Data records
····················

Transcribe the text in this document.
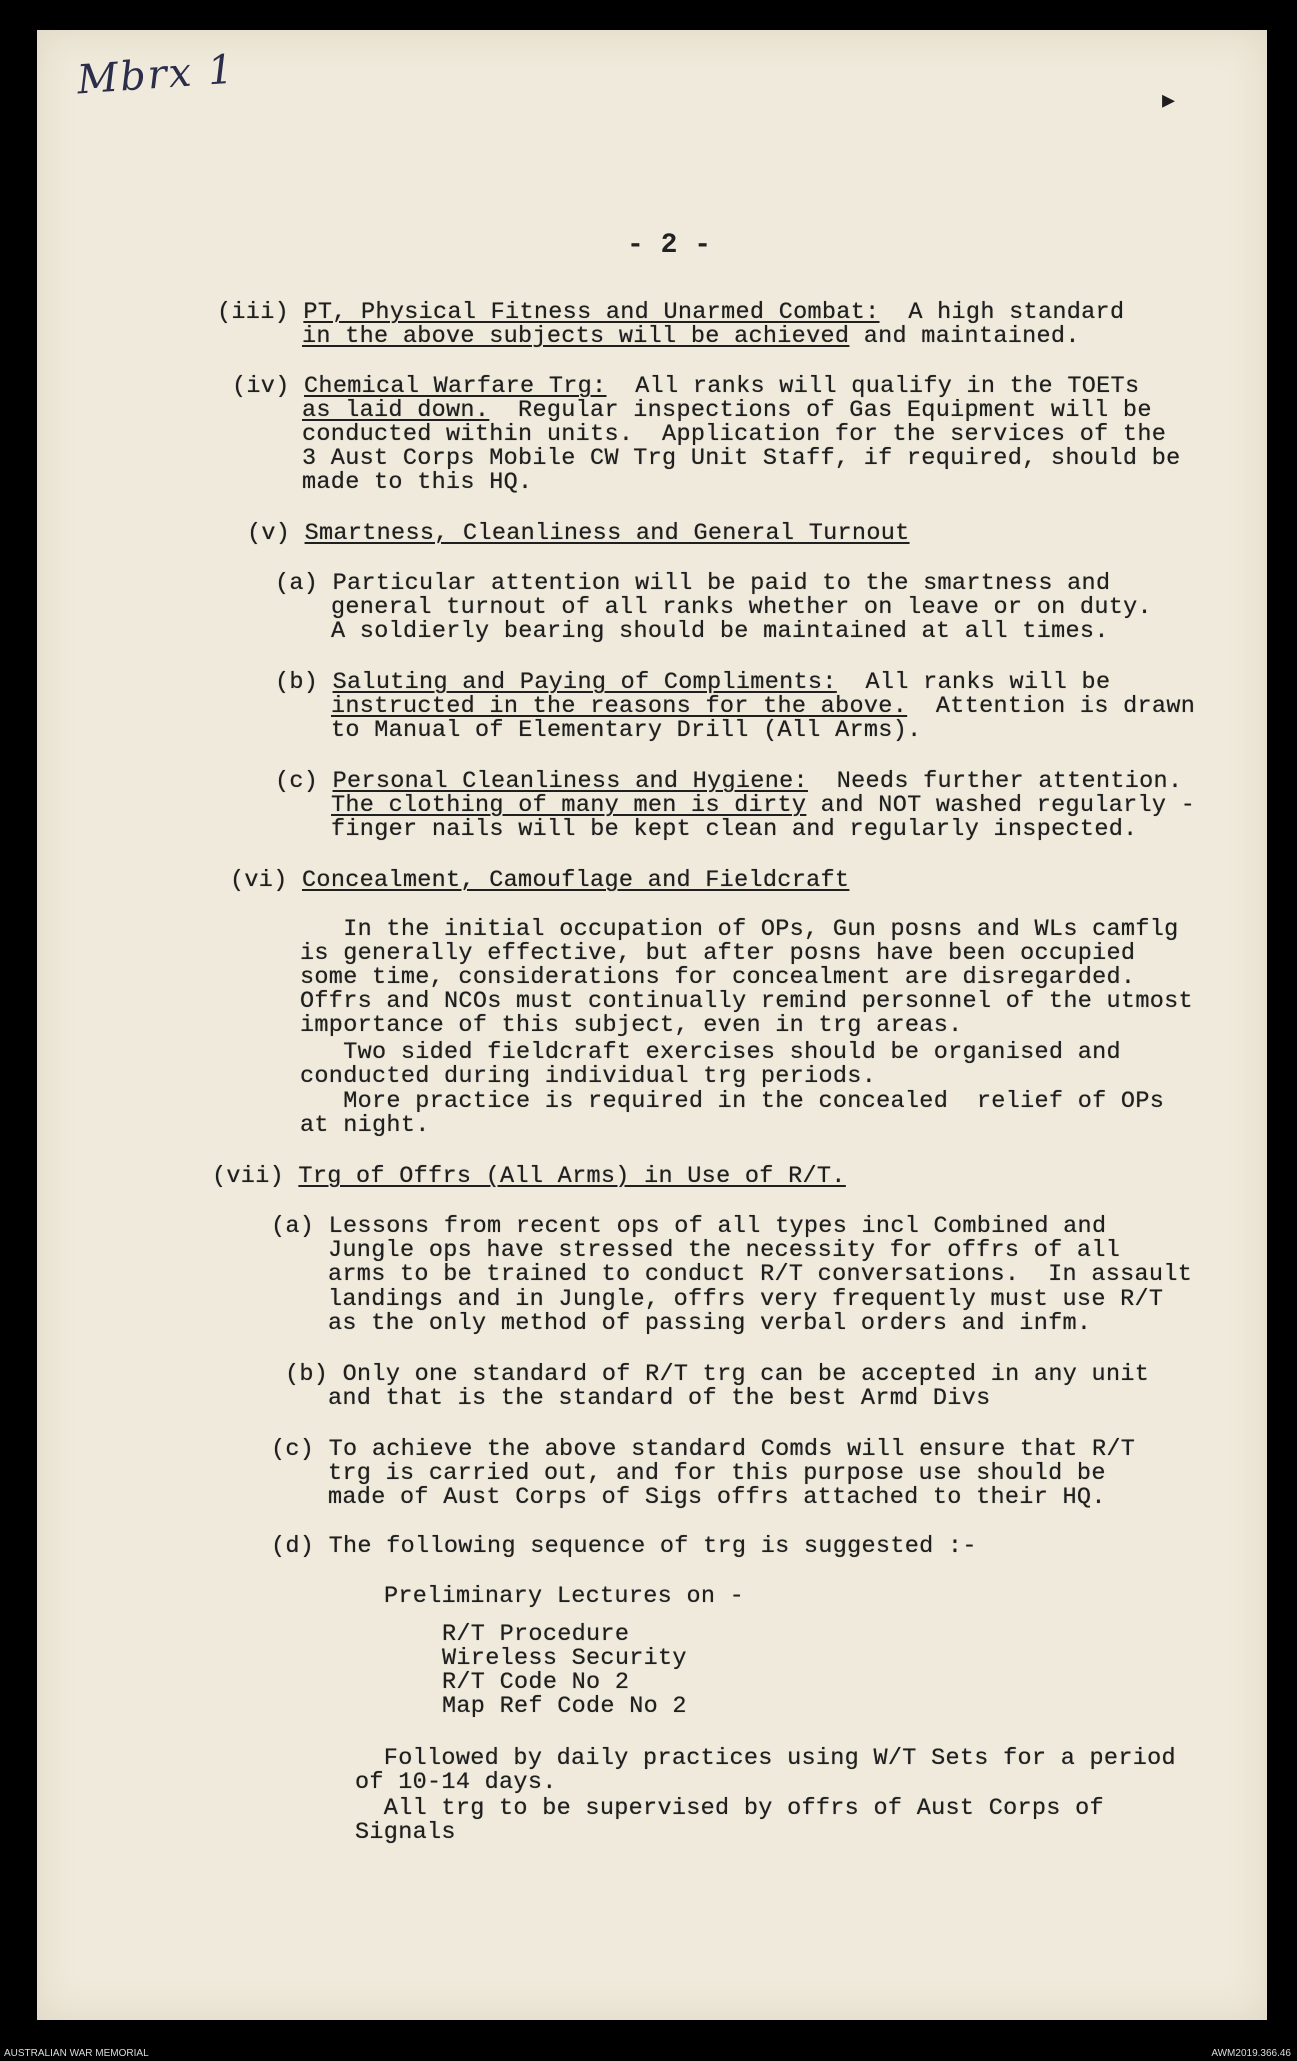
Mbrx 1	▸
- 2 -
(iii) PT, Physical Fitness and Unarmed Combat:  A high standard
in the above subjects will be achieved and maintained.
(iv) Chemical Warfare Trg:  All ranks will qualify in the TOETs
as laid down.  Regular inspections of Gas Equipment will be
conducted within units.  Application for the services of the
3 Aust Corps Mobile CW Trg Unit Staff, if required, should be
made to this HQ.
(v) Smartness, Cleanliness and General Turnout
(a) Particular attention will be paid to the smartness and
general turnout of all ranks whether on leave or on duty.
A soldierly bearing should be maintained at all times.
(b) Saluting and Paying of Compliments:  All ranks will be
instructed in the reasons for the above.  Attention is drawn
to Manual of Elementary Drill (All Arms).
(c) Personal Cleanliness and Hygiene:  Needs further attention.
The clothing of many men is dirty and NOT washed regularly -
finger nails will be kept clean and regularly inspected.
(vi) Concealment, Camouflage and Fieldcraft
In the initial occupation of OPs, Gun posns and WLs camflg
is generally effective, but after posns have been occupied
some time, considerations for concealment are disregarded.
Offrs and NCOs must continually remind personnel of the utmost
importance of this subject, even in trg areas.
Two sided fieldcraft exercises should be organised and
conducted during individual trg periods.
More practice is required in the concealed  relief of OPs
at night.
(vii) Trg of Offrs (All Arms) in Use of R/T.
(a) Lessons from recent ops of all types incl Combined and
Jungle ops have stressed the necessity for offrs of all
arms to be trained to conduct R/T conversations.  In assault
landings and in Jungle, offrs very frequently must use R/T
as the only method of passing verbal orders and infm.
(b) Only one standard of R/T trg can be accepted in any unit
and that is the standard of the best Armd Divs
(c) To achieve the above standard Comds will ensure that R/T
trg is carried out, and for this purpose use should be
made of Aust Corps of Sigs offrs attached to their HQ.
(d) The following sequence of trg is suggested :-
Preliminary Lectures on -
R/T Procedure
Wireless Security
R/T Code No 2
Map Ref Code No 2
Followed by daily practices using W/T Sets for a period
of 10-14 days.
All trg to be supervised by offrs of Aust Corps of
Signals
AUSTRALIAN WAR MEMORIAL	AWM2019.366.46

····················

PROMPT:
Pull every line containing "Cleanliness" from the material above.

RIGHT ANSWER:
(v) Smartness, Cleanliness and General Turnout
(c) Personal Cleanliness and Hygiene:  Needs further attention.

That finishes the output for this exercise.